Work instructions:
Using the article below on charities selling assets during the pandemic, answer yes or no to each statement and quote the words that decide it: (a) The survey covered 100 senior executives of UK charities holding at least £1m in investable assets; (b) most of those surveyed expected income to return to pre-pandemic levels within six months; (c) eight per cent believe their charities are at risk of closure within the next six months.

Almost half of larger charities have sold assets to generate funds during the pandemic, research finds

Charity

Almost half of charities with a large amount of assets have sold properties or other assets in an attempt to generate income during the pandemic, according to new research.

The wealth management business James Hambro & Partners surveyed 100 senior executives of UK charities that have a minimum of £1m in investable assets in June and July this year.

Researchers found that 45 per cent of the charity leaders interviewed said they have sold assets such as property to generate income.

At the same time, 64 per cent of those with £1m of investable assets have had to sell or cash in investments during the pandemic due to a fall in income.

Nearly seven out of 10 of those surveyed said they did not expect income to return to pre-pandemic levels for at least six months, and eight per cent believe the charities they work for are at risk of closure within the next 12 months.

In addition, more than half reported that their income had fallen by more than 30 per cent since the start of the pandemic.

Patrick Trueman, portfolio manager at James Hambro & Partners, said: “For those charities with investment assets, not only are they important to their overall financial strength, they also provide a very important source of income to help them deliver on their charitable objectives.”

Trueman warned the end of furlough later this month was going to be a very challenging time for many charities.

He added: “The issue with selling an asset during a crisis is that it might not be the best time to sell, so it might not get the right price, despite providing a short-term solution to a charity’s financial position.

“Charities have been trying to weather a perfect storm of reduced income and increased demand and, although stock markets have risen since the early part of the pandemic, portfolios that were targeting high levels of income suffered as many dividends were cut or cancelled.”

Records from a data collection
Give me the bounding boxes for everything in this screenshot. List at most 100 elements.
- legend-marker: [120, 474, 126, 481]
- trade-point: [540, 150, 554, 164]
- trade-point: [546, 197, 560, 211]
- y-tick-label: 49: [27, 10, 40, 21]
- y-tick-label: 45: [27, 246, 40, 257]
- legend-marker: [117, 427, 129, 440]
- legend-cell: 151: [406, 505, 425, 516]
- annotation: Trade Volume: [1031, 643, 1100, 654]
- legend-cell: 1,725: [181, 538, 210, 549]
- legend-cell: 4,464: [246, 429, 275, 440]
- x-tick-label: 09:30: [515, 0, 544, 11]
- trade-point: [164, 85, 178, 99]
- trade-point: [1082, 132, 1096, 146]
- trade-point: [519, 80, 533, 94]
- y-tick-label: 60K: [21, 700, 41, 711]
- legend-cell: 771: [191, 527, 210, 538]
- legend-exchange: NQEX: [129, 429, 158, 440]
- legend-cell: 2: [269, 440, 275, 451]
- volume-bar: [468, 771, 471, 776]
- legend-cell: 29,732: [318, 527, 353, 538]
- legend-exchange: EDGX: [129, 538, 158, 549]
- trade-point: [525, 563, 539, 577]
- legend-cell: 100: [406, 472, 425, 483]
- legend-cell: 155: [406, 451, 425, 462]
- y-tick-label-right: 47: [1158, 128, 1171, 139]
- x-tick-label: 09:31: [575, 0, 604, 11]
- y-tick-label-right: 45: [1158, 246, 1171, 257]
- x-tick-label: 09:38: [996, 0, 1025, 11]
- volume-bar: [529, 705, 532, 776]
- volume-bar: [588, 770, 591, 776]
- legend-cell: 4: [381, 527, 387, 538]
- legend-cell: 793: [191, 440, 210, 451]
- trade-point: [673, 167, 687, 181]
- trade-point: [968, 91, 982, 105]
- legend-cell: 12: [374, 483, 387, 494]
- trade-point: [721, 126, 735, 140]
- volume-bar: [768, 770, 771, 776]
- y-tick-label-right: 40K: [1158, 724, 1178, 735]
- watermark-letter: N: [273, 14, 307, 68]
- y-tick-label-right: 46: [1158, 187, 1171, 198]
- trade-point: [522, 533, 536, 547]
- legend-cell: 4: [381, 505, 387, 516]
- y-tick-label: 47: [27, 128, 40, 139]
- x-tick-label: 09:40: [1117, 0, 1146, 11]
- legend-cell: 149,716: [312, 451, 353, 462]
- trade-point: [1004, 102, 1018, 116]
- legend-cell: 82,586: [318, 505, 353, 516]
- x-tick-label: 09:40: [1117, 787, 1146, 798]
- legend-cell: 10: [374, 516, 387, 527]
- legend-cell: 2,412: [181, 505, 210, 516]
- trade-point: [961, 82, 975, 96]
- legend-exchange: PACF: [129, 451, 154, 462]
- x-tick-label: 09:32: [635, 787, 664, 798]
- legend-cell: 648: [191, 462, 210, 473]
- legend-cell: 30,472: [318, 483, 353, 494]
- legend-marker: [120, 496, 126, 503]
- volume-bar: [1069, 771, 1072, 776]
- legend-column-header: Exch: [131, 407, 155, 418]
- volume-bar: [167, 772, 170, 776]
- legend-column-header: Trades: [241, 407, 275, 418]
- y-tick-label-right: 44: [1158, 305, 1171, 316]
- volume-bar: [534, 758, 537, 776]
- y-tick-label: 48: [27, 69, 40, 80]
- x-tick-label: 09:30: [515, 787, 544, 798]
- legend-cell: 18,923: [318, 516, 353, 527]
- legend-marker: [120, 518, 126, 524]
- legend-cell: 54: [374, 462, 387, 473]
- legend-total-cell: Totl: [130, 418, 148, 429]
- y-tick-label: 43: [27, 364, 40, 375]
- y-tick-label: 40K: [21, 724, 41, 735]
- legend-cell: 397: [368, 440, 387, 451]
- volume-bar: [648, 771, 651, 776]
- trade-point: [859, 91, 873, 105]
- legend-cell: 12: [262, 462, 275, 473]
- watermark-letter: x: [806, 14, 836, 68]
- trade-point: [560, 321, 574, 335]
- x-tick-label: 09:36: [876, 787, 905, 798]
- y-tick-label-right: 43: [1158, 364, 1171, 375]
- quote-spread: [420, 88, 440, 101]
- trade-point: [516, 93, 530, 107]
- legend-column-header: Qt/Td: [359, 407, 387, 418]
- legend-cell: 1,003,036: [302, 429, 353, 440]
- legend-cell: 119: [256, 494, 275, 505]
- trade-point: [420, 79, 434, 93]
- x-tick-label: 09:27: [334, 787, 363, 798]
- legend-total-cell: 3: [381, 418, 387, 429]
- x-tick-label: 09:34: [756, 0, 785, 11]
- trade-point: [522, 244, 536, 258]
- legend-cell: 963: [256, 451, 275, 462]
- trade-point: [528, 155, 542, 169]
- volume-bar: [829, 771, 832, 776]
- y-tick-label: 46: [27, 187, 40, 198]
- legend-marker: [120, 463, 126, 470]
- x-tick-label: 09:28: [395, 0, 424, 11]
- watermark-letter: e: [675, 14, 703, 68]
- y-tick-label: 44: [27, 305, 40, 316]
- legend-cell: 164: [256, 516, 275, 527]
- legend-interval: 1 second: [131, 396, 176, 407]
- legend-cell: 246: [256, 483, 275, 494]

Finished exercise:
(a) Yes: "surveyed 100 senior executives of UK charities that have a minimum of £1m in investable assets"
(b) No: "Nearly seven out of 10 of those surveyed said they did not expect income to return to pre-pandemic levels for at least six months"
(c) No: "eight per cent believe the charities they work for are at risk of closure within the next 12 months"